>> BEGIN Provided data

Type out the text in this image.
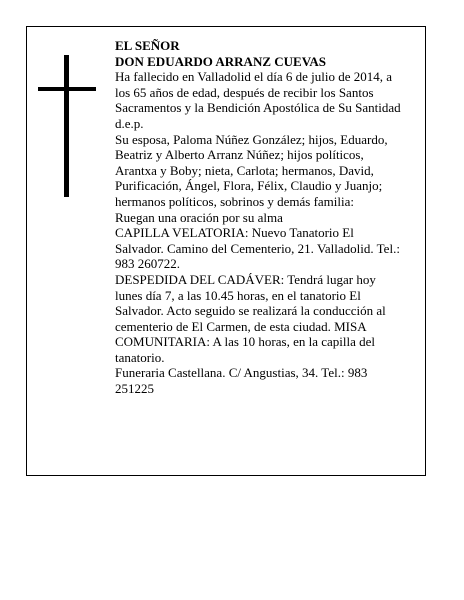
EL SEÑOR
DON EDUARDO ARRANZ CUEVAS
Ha fallecido en Valladolid el día 6 de julio de 2014, a
los 65 años de edad, después de recibir los Santos
Sacramentos y la Bendición Apostólica de Su Santidad
d.e.p.
Su esposa, Paloma Núñez González; hijos, Eduardo,
Beatriz y Alberto Arranz Núñez; hijos políticos,
Arantxa y Boby; nieta, Carlota; hermanos, David,
Purificación, Ángel, Flora, Félix, Claudio y Juanjo;
hermanos políticos, sobrinos y demás familia:
Ruegan una oración por su alma
CAPILLA VELATORIA: Nuevo Tanatorio El
Salvador. Camino del Cementerio, 21. Valladolid. Tel.:
983 260722.
DESPEDIDA DEL CADÁVER: Tendrá lugar hoy
lunes día 7, a las 10.45 horas, en el tanatorio El
Salvador. Acto seguido se realizará la conducción al
cementerio de El Carmen, de esta ciudad. MISA
COMUNITARIA: A las 10 horas, en la capilla del
tanatorio.
Funeraria Castellana. C/ Angustias, 34. Tel.: 983
251225
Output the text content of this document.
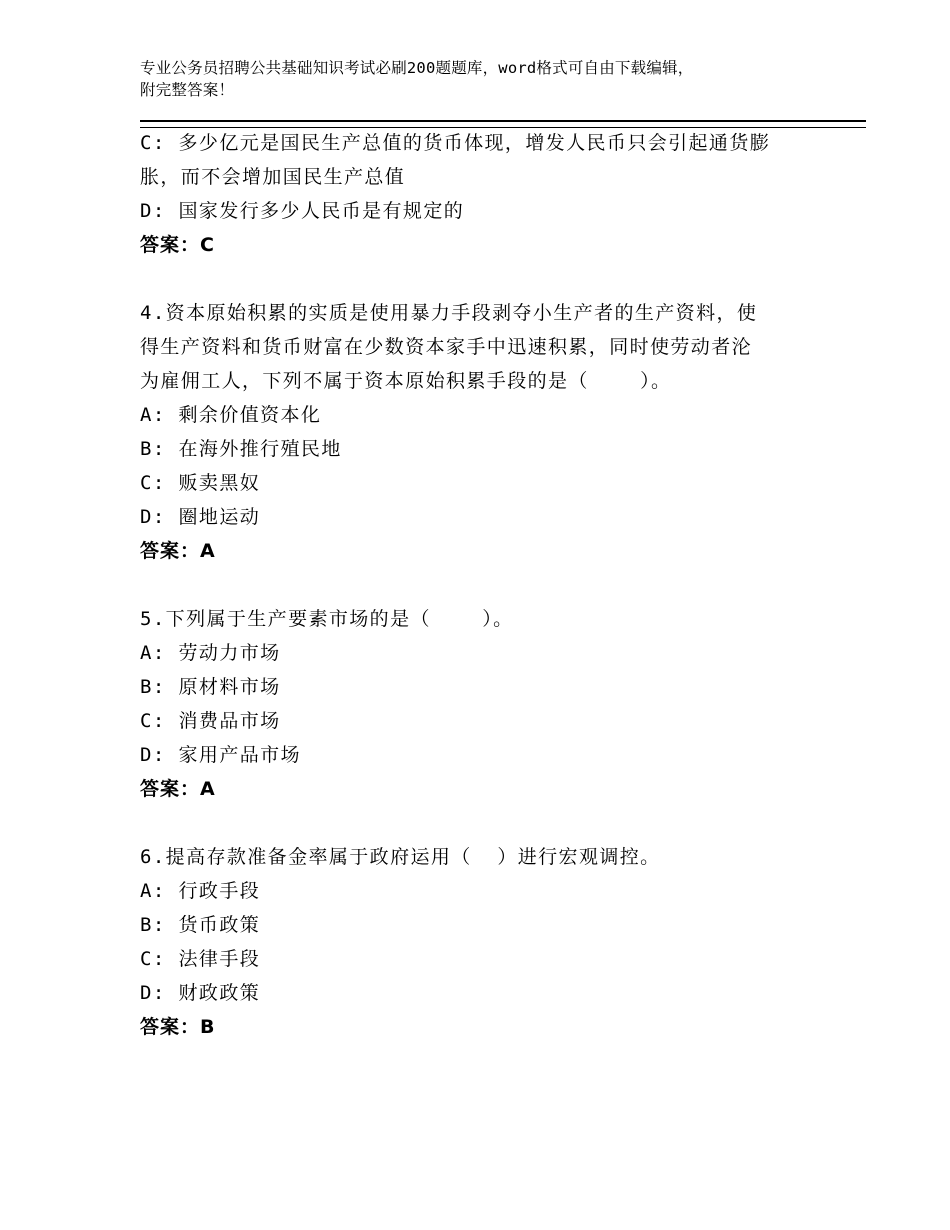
专业公务员招聘公共基础知识考试必刷200题题库，word格式可自由下载编辑，
附完整答案！
C: 多少亿元是国民生产总值的货币体现，增发人民币只会引起通货膨
胀，而不会增加国民生产总值
D: 国家发行多少人民币是有规定的
答案：C
4.资本原始积累的实质是使用暴力手段剥夺小生产者的生产资料，使
得生产资料和货币财富在少数资本家手中迅速积累，同时使劳动者沦
为雇佣工人，下列不属于资本原始积累手段的是（    ）。
A: 剩余价值资本化
B: 在海外推行殖民地
C: 贩卖黑奴
D: 圈地运动
答案：A
5.下列属于生产要素市场的是（    ）。
A: 劳动力市场
B: 原材料市场
C: 消费品市场
D: 家用产品市场
答案：A
6.提高存款准备金率属于政府运用（  ）进行宏观调控。
A: 行政手段
B: 货币政策
C: 法律手段
D: 财政政策
答案：B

>> END Provided data

What the task requires – Filter lines by "Salvador" and return each hit.

Expected answer –
Salvador. Camino del Cementerio, 21. Valladolid. Tel.:
Salvador. Acto seguido se realizará la conducción al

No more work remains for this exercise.